Count how many lines of the material hold "没有实数根". Respond with that number alone.

* * *

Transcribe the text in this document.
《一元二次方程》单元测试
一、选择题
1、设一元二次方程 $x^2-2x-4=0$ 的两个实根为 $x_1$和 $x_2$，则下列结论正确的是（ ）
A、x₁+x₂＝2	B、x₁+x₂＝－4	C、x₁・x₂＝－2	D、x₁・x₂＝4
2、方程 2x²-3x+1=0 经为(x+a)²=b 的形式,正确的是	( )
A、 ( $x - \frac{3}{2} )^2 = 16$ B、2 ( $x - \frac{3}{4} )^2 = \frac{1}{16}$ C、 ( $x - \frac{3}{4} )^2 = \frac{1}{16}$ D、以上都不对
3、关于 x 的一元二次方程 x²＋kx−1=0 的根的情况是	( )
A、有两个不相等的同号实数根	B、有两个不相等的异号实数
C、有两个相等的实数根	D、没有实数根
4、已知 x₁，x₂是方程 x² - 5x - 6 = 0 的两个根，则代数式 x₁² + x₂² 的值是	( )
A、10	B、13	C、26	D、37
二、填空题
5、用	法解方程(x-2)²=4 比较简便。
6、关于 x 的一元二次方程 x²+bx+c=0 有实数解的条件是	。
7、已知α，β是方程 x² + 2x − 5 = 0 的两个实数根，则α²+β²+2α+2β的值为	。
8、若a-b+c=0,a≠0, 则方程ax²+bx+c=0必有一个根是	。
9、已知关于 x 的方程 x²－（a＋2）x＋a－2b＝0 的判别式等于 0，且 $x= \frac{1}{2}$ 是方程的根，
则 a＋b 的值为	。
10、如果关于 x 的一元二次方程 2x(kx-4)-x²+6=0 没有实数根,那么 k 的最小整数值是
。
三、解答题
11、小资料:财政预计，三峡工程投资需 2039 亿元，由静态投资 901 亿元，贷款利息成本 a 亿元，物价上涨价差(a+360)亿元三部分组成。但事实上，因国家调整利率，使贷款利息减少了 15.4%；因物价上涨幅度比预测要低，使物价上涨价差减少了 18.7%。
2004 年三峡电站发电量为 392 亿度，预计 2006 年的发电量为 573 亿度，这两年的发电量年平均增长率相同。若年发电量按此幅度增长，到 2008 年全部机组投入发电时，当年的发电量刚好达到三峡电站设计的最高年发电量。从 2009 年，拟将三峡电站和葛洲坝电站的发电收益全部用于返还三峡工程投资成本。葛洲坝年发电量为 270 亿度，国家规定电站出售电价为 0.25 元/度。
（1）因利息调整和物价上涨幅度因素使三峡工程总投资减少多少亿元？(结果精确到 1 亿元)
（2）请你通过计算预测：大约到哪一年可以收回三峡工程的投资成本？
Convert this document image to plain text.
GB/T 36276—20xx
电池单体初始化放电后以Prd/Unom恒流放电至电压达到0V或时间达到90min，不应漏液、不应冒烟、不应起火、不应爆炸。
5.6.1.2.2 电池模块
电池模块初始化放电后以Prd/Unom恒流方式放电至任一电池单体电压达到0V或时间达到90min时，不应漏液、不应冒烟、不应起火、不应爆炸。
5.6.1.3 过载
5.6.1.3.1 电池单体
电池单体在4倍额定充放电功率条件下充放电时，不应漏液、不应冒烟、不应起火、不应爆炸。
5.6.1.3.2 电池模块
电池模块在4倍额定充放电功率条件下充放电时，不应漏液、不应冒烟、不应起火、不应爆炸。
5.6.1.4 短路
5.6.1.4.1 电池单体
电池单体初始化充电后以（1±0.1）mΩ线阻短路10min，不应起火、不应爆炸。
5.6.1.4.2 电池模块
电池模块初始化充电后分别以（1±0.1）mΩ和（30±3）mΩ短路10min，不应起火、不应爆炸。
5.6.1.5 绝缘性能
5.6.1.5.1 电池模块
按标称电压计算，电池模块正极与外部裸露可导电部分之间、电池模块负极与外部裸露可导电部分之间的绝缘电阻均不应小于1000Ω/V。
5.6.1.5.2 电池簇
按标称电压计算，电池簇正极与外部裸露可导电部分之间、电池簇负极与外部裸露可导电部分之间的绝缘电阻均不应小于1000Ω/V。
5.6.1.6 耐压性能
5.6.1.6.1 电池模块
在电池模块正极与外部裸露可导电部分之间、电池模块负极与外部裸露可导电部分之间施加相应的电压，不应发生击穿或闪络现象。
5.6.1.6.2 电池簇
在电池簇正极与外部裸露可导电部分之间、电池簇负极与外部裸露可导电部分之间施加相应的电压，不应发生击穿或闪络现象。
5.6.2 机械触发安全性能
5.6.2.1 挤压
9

* * *

SOLVED EXERCISE: 2